• [Excerpt from a dataset]
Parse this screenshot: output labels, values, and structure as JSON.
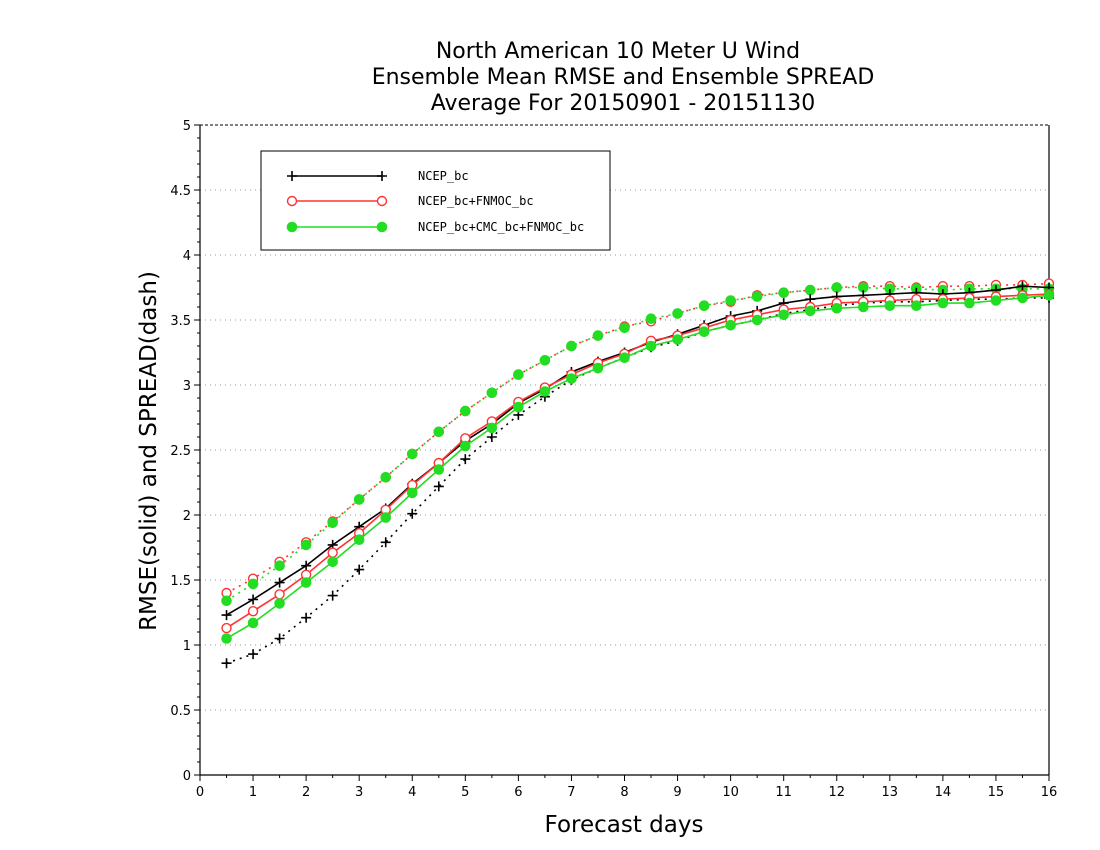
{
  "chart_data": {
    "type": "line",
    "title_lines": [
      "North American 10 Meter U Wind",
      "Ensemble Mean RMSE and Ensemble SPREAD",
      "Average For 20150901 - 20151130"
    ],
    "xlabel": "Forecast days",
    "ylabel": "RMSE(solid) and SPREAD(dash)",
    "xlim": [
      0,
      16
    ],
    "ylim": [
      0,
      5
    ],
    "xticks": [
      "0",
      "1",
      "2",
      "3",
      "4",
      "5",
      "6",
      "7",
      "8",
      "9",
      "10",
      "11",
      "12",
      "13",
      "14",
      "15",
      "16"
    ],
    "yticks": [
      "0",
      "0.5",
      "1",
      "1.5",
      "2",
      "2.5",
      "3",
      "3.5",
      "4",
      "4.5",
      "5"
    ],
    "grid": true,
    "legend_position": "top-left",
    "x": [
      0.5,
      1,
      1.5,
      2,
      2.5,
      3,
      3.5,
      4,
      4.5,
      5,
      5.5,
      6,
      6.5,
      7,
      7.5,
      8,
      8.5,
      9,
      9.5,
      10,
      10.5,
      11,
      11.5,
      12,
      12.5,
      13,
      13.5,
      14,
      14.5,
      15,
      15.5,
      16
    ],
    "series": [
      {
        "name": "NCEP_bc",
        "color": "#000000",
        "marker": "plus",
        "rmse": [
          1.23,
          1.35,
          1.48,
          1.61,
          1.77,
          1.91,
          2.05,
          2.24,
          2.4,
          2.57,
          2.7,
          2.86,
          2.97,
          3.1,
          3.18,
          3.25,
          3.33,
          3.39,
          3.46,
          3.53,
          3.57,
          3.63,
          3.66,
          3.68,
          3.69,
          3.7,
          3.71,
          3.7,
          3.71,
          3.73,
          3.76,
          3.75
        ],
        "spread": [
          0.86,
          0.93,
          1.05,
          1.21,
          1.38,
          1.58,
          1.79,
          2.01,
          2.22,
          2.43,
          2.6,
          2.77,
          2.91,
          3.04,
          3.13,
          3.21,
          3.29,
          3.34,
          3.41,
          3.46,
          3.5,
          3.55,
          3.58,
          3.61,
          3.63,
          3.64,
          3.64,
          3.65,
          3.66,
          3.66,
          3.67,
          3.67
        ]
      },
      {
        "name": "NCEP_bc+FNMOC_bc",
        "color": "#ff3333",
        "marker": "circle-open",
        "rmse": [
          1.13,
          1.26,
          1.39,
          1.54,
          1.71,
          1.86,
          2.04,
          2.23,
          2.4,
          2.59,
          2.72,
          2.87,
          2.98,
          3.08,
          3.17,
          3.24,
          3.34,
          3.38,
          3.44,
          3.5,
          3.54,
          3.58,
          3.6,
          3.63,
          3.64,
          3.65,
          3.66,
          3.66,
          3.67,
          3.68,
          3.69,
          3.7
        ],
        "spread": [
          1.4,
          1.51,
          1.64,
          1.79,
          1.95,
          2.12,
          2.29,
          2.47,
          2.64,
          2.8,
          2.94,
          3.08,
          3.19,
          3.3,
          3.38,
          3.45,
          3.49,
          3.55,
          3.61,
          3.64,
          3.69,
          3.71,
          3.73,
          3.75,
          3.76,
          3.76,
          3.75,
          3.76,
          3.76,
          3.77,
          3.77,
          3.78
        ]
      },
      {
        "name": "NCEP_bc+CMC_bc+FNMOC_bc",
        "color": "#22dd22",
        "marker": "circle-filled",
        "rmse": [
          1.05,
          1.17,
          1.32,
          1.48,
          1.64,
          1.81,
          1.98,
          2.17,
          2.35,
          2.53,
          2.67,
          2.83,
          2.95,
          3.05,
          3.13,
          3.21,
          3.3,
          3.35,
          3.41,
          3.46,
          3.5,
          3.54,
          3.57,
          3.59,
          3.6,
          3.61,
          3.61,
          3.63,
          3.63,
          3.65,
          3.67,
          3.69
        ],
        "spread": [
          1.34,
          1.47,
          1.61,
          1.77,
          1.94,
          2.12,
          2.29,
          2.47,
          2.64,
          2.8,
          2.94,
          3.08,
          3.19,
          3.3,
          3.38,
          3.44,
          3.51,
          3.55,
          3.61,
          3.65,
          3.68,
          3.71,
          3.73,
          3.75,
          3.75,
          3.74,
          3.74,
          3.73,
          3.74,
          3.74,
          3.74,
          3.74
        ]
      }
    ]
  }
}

* * *

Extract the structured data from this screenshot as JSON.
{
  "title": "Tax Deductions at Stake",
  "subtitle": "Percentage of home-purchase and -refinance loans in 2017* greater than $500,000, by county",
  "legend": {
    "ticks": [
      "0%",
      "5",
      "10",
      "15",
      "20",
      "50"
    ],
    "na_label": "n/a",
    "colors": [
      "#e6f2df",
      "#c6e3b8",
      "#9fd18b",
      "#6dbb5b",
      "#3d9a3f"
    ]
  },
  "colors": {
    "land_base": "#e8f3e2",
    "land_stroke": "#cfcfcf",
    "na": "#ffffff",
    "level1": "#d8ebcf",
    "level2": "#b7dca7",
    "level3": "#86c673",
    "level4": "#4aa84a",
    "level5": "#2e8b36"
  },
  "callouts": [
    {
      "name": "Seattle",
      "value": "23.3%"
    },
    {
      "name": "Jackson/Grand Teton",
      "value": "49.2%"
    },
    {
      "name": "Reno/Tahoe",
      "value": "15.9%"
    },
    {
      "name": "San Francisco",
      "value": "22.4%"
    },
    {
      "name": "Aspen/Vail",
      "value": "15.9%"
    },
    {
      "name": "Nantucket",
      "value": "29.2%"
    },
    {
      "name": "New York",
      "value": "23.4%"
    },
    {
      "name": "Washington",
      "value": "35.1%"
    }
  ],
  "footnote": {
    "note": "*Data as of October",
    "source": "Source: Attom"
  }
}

• [SHORT TASK] Pick out the lines that include the word "JSON" and write them out.

• [OUTPUT FOR THIS EXERCISE]
Parse this screenshot: output labels, values, and structure as JSON.
Extract the structured data from this screenshot as JSON.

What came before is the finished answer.